Records
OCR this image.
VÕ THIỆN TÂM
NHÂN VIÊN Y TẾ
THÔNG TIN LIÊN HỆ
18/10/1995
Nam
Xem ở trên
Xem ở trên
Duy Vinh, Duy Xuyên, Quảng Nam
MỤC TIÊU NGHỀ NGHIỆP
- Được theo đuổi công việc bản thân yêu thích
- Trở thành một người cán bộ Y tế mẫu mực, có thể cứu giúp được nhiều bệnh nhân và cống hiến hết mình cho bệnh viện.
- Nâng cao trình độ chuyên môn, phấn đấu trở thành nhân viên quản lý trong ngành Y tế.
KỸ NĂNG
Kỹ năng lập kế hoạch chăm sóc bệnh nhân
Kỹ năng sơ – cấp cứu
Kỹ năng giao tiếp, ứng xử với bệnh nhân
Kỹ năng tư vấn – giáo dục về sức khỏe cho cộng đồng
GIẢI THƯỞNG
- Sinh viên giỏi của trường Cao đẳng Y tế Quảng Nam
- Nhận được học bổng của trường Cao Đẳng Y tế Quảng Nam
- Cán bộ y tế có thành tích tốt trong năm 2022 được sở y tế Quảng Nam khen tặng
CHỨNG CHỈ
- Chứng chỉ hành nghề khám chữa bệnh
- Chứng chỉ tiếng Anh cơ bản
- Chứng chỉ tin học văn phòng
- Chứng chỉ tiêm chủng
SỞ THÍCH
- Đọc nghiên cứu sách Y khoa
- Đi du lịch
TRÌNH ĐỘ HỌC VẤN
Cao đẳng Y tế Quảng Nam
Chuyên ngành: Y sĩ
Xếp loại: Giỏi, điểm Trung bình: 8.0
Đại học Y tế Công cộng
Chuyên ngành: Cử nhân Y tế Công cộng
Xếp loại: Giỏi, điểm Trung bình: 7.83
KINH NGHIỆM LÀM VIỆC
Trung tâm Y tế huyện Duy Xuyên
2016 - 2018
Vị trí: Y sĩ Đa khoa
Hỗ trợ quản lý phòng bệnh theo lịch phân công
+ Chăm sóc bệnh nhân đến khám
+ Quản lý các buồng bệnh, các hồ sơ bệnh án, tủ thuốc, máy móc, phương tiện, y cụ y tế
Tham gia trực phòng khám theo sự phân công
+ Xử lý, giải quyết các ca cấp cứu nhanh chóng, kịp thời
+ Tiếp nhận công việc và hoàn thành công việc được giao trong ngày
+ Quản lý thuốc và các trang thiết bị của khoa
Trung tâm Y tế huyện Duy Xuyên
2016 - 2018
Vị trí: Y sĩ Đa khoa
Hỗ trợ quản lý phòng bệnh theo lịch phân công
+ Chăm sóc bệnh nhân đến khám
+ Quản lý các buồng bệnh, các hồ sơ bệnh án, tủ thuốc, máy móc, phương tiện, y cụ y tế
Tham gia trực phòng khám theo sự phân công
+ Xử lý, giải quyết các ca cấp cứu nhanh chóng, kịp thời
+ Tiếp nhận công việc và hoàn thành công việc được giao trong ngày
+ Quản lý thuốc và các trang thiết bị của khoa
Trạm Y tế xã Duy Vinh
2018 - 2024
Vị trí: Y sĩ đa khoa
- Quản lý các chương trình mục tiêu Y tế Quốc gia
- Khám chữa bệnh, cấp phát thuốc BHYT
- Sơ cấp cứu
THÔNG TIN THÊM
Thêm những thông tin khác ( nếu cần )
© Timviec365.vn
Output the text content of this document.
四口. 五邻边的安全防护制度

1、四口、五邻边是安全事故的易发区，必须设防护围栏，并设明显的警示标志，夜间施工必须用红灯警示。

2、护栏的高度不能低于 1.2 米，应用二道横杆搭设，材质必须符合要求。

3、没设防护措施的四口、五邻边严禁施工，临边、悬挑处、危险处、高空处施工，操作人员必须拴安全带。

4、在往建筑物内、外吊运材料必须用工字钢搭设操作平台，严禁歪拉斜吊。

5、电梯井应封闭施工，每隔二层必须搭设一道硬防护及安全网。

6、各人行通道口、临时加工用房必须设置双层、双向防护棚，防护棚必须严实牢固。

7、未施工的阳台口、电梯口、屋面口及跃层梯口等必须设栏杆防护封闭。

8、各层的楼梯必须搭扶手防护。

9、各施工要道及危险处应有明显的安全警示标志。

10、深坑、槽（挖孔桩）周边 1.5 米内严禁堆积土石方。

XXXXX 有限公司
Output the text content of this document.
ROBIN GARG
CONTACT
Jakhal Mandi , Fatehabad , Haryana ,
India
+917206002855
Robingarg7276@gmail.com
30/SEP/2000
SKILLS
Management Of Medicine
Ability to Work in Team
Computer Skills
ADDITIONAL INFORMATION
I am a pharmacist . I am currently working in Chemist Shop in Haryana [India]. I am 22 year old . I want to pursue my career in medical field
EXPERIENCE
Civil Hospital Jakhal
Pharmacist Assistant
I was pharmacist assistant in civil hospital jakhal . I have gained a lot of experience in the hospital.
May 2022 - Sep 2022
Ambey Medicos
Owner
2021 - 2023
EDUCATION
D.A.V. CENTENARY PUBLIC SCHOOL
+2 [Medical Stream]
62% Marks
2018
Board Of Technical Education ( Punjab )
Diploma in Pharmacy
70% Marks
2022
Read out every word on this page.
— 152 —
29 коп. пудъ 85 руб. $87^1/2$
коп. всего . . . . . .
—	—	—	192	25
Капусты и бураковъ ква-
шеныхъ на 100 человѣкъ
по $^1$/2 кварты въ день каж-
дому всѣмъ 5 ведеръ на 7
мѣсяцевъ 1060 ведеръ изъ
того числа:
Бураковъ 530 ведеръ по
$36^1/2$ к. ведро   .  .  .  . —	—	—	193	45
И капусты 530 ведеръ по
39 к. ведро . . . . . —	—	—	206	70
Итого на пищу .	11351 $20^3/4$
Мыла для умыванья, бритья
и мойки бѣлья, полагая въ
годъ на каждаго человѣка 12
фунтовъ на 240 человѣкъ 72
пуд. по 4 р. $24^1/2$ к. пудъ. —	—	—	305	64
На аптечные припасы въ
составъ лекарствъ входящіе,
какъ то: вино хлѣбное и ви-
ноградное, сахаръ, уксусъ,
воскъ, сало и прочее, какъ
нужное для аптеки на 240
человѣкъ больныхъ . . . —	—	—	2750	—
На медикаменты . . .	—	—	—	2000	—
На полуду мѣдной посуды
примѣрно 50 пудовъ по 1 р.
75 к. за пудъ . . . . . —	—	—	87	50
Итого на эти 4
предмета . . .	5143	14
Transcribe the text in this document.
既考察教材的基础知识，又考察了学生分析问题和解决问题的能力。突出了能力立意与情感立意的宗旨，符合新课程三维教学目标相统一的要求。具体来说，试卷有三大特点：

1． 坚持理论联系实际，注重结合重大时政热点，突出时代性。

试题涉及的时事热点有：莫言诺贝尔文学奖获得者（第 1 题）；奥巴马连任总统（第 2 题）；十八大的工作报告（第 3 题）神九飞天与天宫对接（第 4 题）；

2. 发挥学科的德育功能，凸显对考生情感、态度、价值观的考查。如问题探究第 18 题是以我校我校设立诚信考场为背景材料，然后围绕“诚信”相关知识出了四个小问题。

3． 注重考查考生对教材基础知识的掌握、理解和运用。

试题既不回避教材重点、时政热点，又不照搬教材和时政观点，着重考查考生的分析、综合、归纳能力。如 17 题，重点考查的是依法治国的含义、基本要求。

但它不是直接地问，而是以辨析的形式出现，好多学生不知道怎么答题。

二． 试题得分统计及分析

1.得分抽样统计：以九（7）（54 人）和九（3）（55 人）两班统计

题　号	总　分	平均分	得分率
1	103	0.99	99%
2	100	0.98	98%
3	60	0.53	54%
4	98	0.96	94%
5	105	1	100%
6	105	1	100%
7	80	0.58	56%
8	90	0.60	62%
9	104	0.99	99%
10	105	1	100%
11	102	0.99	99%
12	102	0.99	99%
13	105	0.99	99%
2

Task to complete
Go through the data above and find the lines with the word "человѣкъ". Copy each of those lines.

Reply to the task
шеныхъ на 100 человѣкъ
фунтовъ на 240 человѣкъ 72
человѣкъ больныхъ . . . —	—	—	2750	—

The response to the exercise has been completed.